[Collected data]

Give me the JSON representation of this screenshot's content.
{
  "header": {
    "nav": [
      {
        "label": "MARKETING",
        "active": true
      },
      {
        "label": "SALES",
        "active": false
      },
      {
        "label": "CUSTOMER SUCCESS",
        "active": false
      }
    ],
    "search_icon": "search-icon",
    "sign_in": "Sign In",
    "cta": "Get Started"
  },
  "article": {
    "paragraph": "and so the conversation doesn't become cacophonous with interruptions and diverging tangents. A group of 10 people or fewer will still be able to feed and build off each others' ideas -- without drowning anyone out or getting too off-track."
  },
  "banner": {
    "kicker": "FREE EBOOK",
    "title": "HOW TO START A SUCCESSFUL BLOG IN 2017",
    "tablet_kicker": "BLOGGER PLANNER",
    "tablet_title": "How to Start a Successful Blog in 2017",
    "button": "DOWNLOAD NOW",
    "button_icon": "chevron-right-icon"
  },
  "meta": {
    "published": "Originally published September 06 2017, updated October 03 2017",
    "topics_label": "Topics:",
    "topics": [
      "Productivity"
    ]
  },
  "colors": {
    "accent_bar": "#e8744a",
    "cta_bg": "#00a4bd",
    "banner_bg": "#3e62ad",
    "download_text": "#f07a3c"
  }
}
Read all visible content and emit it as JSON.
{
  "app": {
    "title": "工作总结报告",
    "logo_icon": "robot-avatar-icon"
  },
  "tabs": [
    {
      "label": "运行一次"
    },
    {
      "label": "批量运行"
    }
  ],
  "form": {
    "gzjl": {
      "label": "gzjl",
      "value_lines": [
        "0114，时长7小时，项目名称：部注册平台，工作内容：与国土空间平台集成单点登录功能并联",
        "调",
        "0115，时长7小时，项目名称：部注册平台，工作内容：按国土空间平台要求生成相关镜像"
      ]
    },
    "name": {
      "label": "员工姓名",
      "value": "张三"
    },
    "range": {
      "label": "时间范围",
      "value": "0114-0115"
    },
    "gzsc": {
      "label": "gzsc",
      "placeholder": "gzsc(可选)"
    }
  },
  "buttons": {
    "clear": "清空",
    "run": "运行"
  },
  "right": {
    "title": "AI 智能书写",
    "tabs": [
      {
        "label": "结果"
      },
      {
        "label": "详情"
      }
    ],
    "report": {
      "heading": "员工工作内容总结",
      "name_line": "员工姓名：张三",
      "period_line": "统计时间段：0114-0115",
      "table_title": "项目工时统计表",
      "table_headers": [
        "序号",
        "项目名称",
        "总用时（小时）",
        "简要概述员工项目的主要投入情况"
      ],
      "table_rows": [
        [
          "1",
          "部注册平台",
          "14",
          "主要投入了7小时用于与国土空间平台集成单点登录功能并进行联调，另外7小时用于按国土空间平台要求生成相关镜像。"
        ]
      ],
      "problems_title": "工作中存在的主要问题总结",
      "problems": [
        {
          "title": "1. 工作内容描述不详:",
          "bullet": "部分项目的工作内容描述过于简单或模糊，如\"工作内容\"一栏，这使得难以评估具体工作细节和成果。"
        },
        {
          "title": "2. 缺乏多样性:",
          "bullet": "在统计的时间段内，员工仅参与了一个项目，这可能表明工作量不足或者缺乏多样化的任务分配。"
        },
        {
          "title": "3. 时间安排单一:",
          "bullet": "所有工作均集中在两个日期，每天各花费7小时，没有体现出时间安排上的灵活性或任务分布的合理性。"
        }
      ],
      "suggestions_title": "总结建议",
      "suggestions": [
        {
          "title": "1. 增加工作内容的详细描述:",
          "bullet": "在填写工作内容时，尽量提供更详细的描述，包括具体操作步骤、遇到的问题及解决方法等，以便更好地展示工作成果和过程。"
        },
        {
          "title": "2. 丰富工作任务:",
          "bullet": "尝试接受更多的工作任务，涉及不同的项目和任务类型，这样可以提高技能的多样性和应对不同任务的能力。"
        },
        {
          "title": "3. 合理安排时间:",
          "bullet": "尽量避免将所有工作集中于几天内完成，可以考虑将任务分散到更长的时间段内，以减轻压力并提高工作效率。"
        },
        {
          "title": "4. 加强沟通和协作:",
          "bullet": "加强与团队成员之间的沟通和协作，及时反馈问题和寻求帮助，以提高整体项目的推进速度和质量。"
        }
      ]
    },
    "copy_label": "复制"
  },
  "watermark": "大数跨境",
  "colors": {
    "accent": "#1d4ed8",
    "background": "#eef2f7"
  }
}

● **Task prompt**
Using the data above, print every record exactly as shown.

● **The reply**
Give me the JSON representation of this screenshot's content.
{
  "header": {
    "nav": [
      {
        "label": "MARKETING",
        "active": true
      },
      {
        "label": "SALES",
        "active": false
      },
      {
        "label": "CUSTOMER SUCCESS",
        "active": false
      }
    ],
    "search_icon": "search-icon",
    "sign_in": "Sign In",
    "cta": "Get Started"
  },
  "article": {
    "paragraph": "and so the conversation doesn't become cacophonous with interruptions and diverging tangents. A group of 10 people or fewer will still be able to feed and build off each others' ideas -- without drowning anyone out or getting too off-track."
  },
  "banner": {
    "kicker": "FREE EBOOK",
    "title": "HOW TO START A SUCCESSFUL BLOG IN 2017",
    "tablet_kicker": "BLOGGER PLANNER",
    "tablet_title": "How to Start a Successful Blog in 2017",
    "button": "DOWNLOAD NOW",
    "button_icon": "chevron-right-icon"
  },
  "meta": {
    "published": "Originally published September 06 2017, updated October 03 2017",
    "topics_label": "Topics:",
    "topics": [
      "Productivity"
    ]
  },
  "colors": {
    "accent_bar": "#e8744a",
    "cta_bg": "#00a4bd",
    "banner_bg": "#3e62ad",
    "download_text": "#f07a3c"
  }
}
Read all visible content and emit it as JSON.
{
  "app": {
    "title": "工作总结报告",
    "logo_icon": "robot-avatar-icon"
  },
  "tabs": [
    {
      "label": "运行一次"
    },
    {
      "label": "批量运行"
    }
  ],
  "form": {
    "gzjl": {
      "label": "gzjl",
      "value_lines": [
        "0114，时长7小时，项目名称：部注册平台，工作内容：与国土空间平台集成单点登录功能并联",
        "调",
        "0115，时长7小时，项目名称：部注册平台，工作内容：按国土空间平台要求生成相关镜像"
      ]
    },
    "name": {
      "label": "员工姓名",
      "value": "张三"
    },
    "range": {
      "label": "时间范围",
      "value": "0114-0115"
    },
    "gzsc": {
      "label": "gzsc",
      "placeholder": "gzsc(可选)"
    }
  },
  "buttons": {
    "clear": "清空",
    "run": "运行"
  },
  "right": {
    "title": "AI 智能书写",
    "tabs": [
      {
        "label": "结果"
      },
      {
        "label": "详情"
      }
    ],
    "report": {
      "heading": "员工工作内容总结",
      "name_line": "员工姓名：张三",
      "period_line": "统计时间段：0114-0115",
      "table_title": "项目工时统计表",
      "table_headers": [
        "序号",
        "项目名称",
        "总用时（小时）",
        "简要概述员工项目的主要投入情况"
      ],
      "table_rows": [
        [
          "1",
          "部注册平台",
          "14",
          "主要投入了7小时用于与国土空间平台集成单点登录功能并进行联调，另外7小时用于按国土空间平台要求生成相关镜像。"
        ]
      ],
      "problems_title": "工作中存在的主要问题总结",
      "problems": [
        {
          "title": "1. 工作内容描述不详:",
          "bullet": "部分项目的工作内容描述过于简单或模糊，如\"工作内容\"一栏，这使得难以评估具体工作细节和成果。"
        },
        {
          "title": "2. 缺乏多样性:",
          "bullet": "在统计的时间段内，员工仅参与了一个项目，这可能表明工作量不足或者缺乏多样化的任务分配。"
        },
        {
          "title": "3. 时间安排单一:",
          "bullet": "所有工作均集中在两个日期，每天各花费7小时，没有体现出时间安排上的灵活性或任务分布的合理性。"
        }
      ],
      "suggestions_title": "总结建议",
      "suggestions": [
        {
          "title": "1. 增加工作内容的详细描述:",
          "bullet": "在填写工作内容时，尽量提供更详细的描述，包括具体操作步骤、遇到的问题及解决方法等，以便更好地展示工作成果和过程。"
        },
        {
          "title": "2. 丰富工作任务:",
          "bullet": "尝试接受更多的工作任务，涉及不同的项目和任务类型，这样可以提高技能的多样性和应对不同任务的能力。"
        },
        {
          "title": "3. 合理安排时间:",
          "bullet": "尽量避免将所有工作集中于几天内完成，可以考虑将任务分散到更长的时间段内，以减轻压力并提高工作效率。"
        },
        {
          "title": "4. 加强沟通和协作:",
          "bullet": "加强与团队成员之间的沟通和协作，及时反馈问题和寻求帮助，以提高整体项目的推进速度和质量。"
        }
      ]
    },
    "copy_label": "复制"
  },
  "watermark": "大数跨境",
  "colors": {
    "accent": "#1d4ed8",
    "background": "#eef2f7"
  }
}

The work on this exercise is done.